-- BEGIN DATA LINES --

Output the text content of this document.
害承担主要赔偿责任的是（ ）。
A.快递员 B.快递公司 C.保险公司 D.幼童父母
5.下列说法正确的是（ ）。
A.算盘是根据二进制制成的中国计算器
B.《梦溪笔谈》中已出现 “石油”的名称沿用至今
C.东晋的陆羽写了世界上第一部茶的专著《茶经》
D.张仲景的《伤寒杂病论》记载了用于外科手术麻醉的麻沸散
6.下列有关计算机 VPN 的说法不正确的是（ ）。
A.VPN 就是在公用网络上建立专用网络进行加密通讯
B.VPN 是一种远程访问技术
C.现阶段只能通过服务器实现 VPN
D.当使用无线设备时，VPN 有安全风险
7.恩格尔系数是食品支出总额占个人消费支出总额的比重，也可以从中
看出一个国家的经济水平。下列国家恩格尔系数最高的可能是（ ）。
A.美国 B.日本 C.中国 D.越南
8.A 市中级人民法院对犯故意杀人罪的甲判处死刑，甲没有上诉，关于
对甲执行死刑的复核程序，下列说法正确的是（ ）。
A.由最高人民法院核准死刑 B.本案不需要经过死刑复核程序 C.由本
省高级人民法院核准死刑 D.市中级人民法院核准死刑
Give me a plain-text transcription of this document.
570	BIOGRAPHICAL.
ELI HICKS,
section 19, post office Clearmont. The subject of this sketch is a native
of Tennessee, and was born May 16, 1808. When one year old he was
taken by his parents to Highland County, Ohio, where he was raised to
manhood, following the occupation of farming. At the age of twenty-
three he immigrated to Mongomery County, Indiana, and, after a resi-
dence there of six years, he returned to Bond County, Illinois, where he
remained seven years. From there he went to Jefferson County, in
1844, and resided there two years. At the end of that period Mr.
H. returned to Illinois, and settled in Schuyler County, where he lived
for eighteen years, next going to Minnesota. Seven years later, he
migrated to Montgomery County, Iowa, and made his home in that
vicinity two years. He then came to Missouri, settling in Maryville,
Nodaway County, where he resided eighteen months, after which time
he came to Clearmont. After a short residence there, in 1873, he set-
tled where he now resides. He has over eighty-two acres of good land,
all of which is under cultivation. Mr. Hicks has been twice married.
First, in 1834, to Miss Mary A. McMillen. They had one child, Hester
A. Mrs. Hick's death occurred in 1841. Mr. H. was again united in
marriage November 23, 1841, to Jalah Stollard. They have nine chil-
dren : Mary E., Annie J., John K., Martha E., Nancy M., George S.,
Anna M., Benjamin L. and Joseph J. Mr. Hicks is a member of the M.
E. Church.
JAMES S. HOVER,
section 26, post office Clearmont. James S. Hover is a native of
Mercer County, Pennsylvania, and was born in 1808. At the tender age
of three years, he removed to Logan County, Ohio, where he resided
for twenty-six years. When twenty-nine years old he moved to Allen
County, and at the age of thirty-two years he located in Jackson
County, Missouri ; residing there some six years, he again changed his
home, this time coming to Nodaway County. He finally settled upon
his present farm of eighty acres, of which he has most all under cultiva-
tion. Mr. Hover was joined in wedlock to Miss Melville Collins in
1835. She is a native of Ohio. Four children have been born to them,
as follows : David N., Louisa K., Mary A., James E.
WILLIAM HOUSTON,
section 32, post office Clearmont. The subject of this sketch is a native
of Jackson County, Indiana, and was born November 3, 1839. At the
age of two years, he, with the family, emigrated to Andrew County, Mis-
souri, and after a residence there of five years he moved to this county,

-- END DATA LINES --

Return the listing above in full, character for character.

Output the text content of this document.
害承担主要赔偿责任的是（ ）。
A.快递员 B.快递公司 C.保险公司 D.幼童父母
5.下列说法正确的是（ ）。
A.算盘是根据二进制制成的中国计算器
B.《梦溪笔谈》中已出现 “石油”的名称沿用至今
C.东晋的陆羽写了世界上第一部茶的专著《茶经》
D.张仲景的《伤寒杂病论》记载了用于外科手术麻醉的麻沸散
6.下列有关计算机 VPN 的说法不正确的是（ ）。
A.VPN 就是在公用网络上建立专用网络进行加密通讯
B.VPN 是一种远程访问技术
C.现阶段只能通过服务器实现 VPN
D.当使用无线设备时，VPN 有安全风险
7.恩格尔系数是食品支出总额占个人消费支出总额的比重，也可以从中
看出一个国家的经济水平。下列国家恩格尔系数最高的可能是（ ）。
A.美国 B.日本 C.中国 D.越南
8.A 市中级人民法院对犯故意杀人罪的甲判处死刑，甲没有上诉，关于
对甲执行死刑的复核程序，下列说法正确的是（ ）。
A.由最高人民法院核准死刑 B.本案不需要经过死刑复核程序 C.由本
省高级人民法院核准死刑 D.市中级人民法院核准死刑
Give me a plain-text transcription of this document.
570	BIOGRAPHICAL.
ELI HICKS,
section 19, post office Clearmont. The subject of this sketch is a native
of Tennessee, and was born May 16, 1808. When one year old he was
taken by his parents to Highland County, Ohio, where he was raised to
manhood, following the occupation of farming. At the age of twenty-
three he immigrated to Mongomery County, Indiana, and, after a resi-
dence there of six years, he returned to Bond County, Illinois, where he
remained seven years. From there he went to Jefferson County, in
1844, and resided there two years. At the end of that period Mr.
H. returned to Illinois, and settled in Schuyler County, where he lived
for eighteen years, next going to Minnesota. Seven years later, he
migrated to Montgomery County, Iowa, and made his home in that
vicinity two years. He then came to Missouri, settling in Maryville,
Nodaway County, where he resided eighteen months, after which time
he came to Clearmont. After a short residence there, in 1873, he set-
tled where he now resides. He has over eighty-two acres of good land,
all of which is under cultivation. Mr. Hicks has been twice married.
First, in 1834, to Miss Mary A. McMillen. They had one child, Hester
A. Mrs. Hick's death occurred in 1841. Mr. H. was again united in
marriage November 23, 1841, to Jalah Stollard. They have nine chil-
dren : Mary E., Annie J., John K., Martha E., Nancy M., George S.,
Anna M., Benjamin L. and Joseph J. Mr. Hicks is a member of the M.
E. Church.
JAMES S. HOVER,
section 26, post office Clearmont. James S. Hover is a native of
Mercer County, Pennsylvania, and was born in 1808. At the tender age
of three years, he removed to Logan County, Ohio, where he resided
for twenty-six years. When twenty-nine years old he moved to Allen
County, and at the age of thirty-two years he located in Jackson
County, Missouri ; residing there some six years, he again changed his
home, this time coming to Nodaway County. He finally settled upon
his present farm of eighty acres, of which he has most all under cultiva-
tion. Mr. Hover was joined in wedlock to Miss Melville Collins in
1835. She is a native of Ohio. Four children have been born to them,
as follows : David N., Louisa K., Mary A., James E.
WILLIAM HOUSTON,
section 32, post office Clearmont. The subject of this sketch is a native
of Jackson County, Indiana, and was born November 3, 1839. At the
age of two years, he, with the family, emigrated to Andrew County, Mis-
souri, and after a residence there of five years he moved to this county,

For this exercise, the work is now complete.